**Text shown:**
..............................

In a move to leverage third-party Web services development efforts, Microsoft will this week announce a three-year alliance with emerging application developer Softricity.

Microsoft's aim is to leverage Softricity's SoftGrid platform and ServerGuard component to encapsulate and to priority-redirect small portions of application code without rewriting that code.

The result is designed to improve the speed and management of applications running in the .Net environment, said Dewey Forester, business development manager for the platform strategy group at Microsoft.

"A big topic of conversation with users is application deployment and management," Dewey said. "[Softricity] can extend the value of core technologies like Windows Terminal Servers, as well as address versioning issues like allowing different versions of Windows to run on the same server at the same time."

As a result, companies such as Softricity have the potential to serve as poster children for Microsoft's .Net initiative by delivering much-needed sophisticated management capabilities to complex corporate environments.

Key to this argument is Softricity's SoftGrid platform's capability of transforming DOS to 32-bit programs running on .Net and Windows 98, 2000, and NT. A Windows XP client will be available in the next few months. Future versions of SoftGrid are also expected to include a detached mode, PocketPC, and other on-demand models.

The company is working to enable all types of applications from 10-year-old homegrown programs to the latest productivity suites, said Stuart Schaefer, CTO of Softricity.

By allowing remote workers to work offline and access applications while provisioning occurs, the technology should help companies strengthen administration of licences and usage, said Dan Kusnetzky, vice president of system software research at IDC.

"Their ability to encapsulate environments and fix registries so incompatibilities don't stop people might be seen as a godsend as [customers] face change in [migrating to a Web services/.Net] environment," Kusnetzky said.

..............................

**Data supplied:**
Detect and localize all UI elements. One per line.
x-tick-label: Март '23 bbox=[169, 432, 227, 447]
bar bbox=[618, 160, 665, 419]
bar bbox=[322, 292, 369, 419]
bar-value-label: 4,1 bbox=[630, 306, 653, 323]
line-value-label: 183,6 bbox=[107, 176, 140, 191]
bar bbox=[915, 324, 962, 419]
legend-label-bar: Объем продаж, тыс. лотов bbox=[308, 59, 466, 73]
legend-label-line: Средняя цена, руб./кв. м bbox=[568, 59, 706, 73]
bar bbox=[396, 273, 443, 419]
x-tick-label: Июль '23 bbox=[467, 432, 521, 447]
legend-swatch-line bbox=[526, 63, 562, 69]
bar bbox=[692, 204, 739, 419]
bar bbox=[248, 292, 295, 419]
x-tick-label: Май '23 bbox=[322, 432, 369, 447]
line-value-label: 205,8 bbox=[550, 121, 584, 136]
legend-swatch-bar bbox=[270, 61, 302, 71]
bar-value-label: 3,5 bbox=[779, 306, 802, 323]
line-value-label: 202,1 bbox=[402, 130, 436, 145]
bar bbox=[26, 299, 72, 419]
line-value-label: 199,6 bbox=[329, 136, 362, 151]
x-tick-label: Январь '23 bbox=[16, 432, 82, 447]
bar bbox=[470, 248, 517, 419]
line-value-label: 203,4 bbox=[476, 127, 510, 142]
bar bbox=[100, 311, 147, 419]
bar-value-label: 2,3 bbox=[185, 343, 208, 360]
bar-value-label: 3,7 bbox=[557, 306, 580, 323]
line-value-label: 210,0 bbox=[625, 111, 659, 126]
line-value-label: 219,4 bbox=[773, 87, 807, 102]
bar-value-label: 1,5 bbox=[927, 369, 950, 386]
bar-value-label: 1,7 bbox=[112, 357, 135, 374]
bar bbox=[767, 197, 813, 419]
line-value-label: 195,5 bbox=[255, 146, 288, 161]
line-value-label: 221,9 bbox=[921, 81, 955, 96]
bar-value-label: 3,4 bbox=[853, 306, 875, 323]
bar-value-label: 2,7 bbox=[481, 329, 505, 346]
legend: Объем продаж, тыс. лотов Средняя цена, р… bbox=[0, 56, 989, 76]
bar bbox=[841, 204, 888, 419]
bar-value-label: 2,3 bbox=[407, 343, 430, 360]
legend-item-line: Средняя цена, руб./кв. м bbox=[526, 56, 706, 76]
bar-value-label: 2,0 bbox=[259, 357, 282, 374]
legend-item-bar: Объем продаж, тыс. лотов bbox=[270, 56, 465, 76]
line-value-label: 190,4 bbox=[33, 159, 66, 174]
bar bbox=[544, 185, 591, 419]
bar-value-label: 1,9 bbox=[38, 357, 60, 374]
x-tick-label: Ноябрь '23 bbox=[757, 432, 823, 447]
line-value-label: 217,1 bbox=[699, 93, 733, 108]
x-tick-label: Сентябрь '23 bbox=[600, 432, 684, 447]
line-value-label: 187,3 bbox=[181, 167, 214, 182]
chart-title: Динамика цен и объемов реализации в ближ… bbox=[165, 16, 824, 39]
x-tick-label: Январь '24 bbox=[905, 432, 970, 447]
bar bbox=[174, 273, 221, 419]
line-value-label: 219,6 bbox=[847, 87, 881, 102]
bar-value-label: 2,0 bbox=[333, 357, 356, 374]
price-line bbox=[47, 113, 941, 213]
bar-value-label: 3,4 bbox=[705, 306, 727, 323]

..............................

**What to work on:**
Answer these from the Microsoft–Softricity article:
(a) How long is the alliance Microsoft will announce with Softricity?
(b) Who is the CTO of Softricity?
(c) Which client does the article say will be available in the next few months?

**Written answer:**
(a) Three years.
(b) Stuart Schaefer.
(c) A Windows XP client.